- **SET PROBLEM**
Wherever the word "сохранения" turns up in a line of the entries, copy that line.

- **INPUT**
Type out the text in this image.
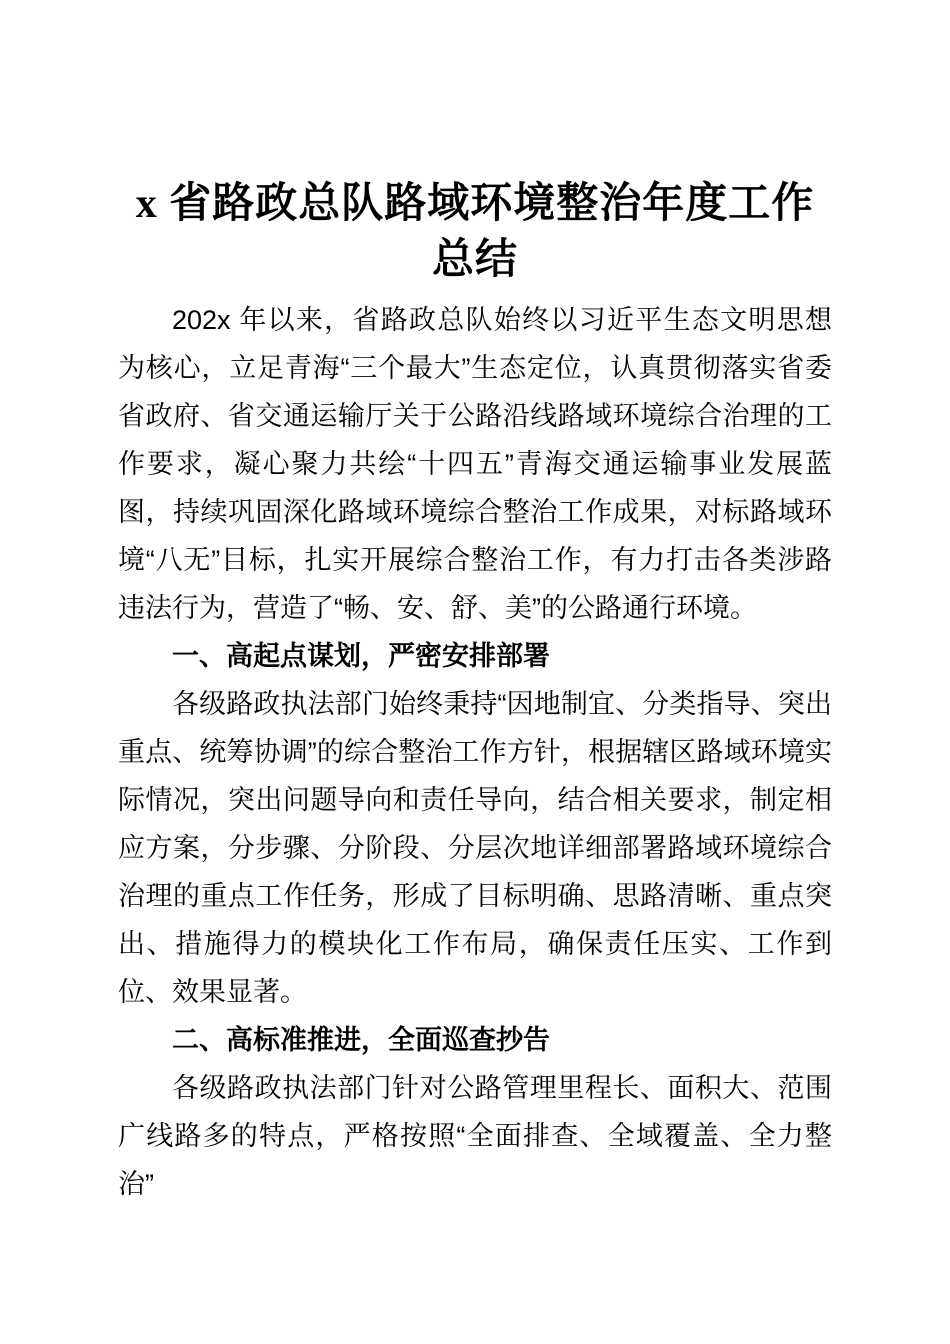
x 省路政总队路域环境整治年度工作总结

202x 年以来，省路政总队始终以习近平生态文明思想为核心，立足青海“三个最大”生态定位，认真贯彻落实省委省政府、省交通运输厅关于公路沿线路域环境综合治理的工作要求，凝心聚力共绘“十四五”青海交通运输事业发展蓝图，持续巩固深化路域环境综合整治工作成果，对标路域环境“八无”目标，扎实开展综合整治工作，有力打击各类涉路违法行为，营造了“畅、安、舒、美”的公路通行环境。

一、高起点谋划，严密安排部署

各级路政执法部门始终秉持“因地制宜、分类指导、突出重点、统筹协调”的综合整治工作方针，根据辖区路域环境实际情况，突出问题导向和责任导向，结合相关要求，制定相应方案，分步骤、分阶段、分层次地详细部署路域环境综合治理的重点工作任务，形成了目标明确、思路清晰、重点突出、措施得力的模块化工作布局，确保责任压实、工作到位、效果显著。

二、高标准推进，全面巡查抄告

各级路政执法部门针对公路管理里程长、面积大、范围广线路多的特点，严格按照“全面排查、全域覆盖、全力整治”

--

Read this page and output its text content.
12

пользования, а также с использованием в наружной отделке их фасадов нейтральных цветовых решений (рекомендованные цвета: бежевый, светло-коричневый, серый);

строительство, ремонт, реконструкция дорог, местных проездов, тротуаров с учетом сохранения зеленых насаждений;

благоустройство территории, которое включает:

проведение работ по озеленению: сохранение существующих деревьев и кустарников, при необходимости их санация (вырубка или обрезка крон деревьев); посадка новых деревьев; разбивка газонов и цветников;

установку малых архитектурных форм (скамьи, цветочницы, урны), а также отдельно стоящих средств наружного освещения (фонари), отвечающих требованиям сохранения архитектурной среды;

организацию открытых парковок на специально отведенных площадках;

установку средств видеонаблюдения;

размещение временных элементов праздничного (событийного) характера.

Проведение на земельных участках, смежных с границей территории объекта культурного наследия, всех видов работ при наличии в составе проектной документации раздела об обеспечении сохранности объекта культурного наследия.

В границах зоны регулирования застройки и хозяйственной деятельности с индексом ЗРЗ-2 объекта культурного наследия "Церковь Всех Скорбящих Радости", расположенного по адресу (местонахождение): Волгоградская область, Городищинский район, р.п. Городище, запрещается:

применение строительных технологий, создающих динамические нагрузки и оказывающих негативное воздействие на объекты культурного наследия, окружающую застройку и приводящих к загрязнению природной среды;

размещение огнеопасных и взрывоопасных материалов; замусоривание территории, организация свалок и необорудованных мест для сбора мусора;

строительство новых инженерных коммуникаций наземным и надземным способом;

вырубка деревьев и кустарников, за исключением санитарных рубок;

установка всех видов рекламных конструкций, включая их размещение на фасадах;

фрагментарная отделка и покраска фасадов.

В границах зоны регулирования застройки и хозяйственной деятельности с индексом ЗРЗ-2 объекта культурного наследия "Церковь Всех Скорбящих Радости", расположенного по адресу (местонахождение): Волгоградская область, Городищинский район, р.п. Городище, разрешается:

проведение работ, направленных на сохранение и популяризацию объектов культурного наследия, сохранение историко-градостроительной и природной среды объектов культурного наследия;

- **WORKED SOLUTION**
строительство, ремонт, реконструкция дорог, местных проездов, тротуаров с учетом сохранения зеленых насаждений;
установку малых архитектурных форм (скамьи, цветочницы, урны), а также отдельно стоящих средств наружного освещения (фонари), отвечающих требованиям сохранения архитектурной среды;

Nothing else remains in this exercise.